Excerpt:
- - -
A Tyrone GAA All-Ireland winner has praised the level of support he received from back home after suffering a massive heart attack in New York last month.
Mickey Coleman (42), who has lived in the US for 10 years, returned from a three-mile run when he was hit by a terrible pain in his chest.
Doctors later told his wife, Erin, that he had suffered a heart attack known as the 'widow-maker', which is caused by a complete blockage of the left anterior descending artery and has a 6% survival rate.
The father-of-two, who is originally from Ardboe, spent the next three days on life support after flat-lining three times on the way to Montefiore Nyack Hospital.
"I knew it was a heart attack straight away," Mr Coleman told RTE News. "It had to be. I never experienced anything like it.
"I ran up to Erin, told her what was happening and asked her to ring 911.
"She brought me downstairs so the kids wouldn't see the paramedics if they woke up. I got jaw pain then, so I knew for sure it wasn't good. The last thing I remember is kneeling on one knee in the living room."
As the paramedics arrived, Mr Coleman collapsed and that was the last thing he remembered until he regained consciousness three days later.
Luckily, the New York hospital had only opened its catheterisation laboratory the same day Mr Coleman was admitted.
It allowed doctors to use diagnostic imaging equipment to see the arteries of his heart.
Erin was told her husband's condition was "touch and go" as he underwent an emergency operation to put in a stent to release the blockage in his heart.
"The operation went well, thank God, but that wasn't the end of it," continued Mr Coleman. "They went back to Erin and said they had got my heart going again but they didn't yet know what way the brain was.
"The result of that was that they wrapped me in some form of material and dropped my body temp to 30 degrees. This lasted for a day and a half.
"On day three, thank God, I started to respond, and I even managed to squeeze Erin's hand at one stage."
The construction business owner, who won All-Ireland titles in 2003 and 2005, woke up to a video message from each member of the 2003 Tyrone squad.
- - -
Entries from a data source
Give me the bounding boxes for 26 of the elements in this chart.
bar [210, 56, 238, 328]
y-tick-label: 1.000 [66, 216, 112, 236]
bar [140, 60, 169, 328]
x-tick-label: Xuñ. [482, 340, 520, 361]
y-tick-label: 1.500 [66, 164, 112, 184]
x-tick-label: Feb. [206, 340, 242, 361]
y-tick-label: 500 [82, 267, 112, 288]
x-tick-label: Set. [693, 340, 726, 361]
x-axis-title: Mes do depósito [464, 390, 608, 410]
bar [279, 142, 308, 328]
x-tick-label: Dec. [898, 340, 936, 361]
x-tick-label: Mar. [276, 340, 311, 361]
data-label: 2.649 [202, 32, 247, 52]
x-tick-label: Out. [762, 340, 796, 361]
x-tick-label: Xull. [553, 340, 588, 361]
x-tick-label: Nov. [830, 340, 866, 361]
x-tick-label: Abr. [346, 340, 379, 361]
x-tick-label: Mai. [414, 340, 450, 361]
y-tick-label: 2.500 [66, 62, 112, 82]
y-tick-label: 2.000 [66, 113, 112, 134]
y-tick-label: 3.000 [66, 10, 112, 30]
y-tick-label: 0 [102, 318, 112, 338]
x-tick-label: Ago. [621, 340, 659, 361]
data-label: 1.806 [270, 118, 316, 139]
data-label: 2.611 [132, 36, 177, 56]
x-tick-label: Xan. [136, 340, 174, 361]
- - -
Problem requirements:
Copy the stretch of the article on Mickey Coleman's heart attack from "Luckily, the New" through "of his heart.", swapping "catheterisation laboratory" for "cardiac unit". The entries aren't needed for this.

Exercise solution:
Luckily, the New York hospital had only opened its cardiac unit the same day Mr Coleman was admitted.
It allowed doctors to use diagnostic imaging equipment to see the arteries of his heart.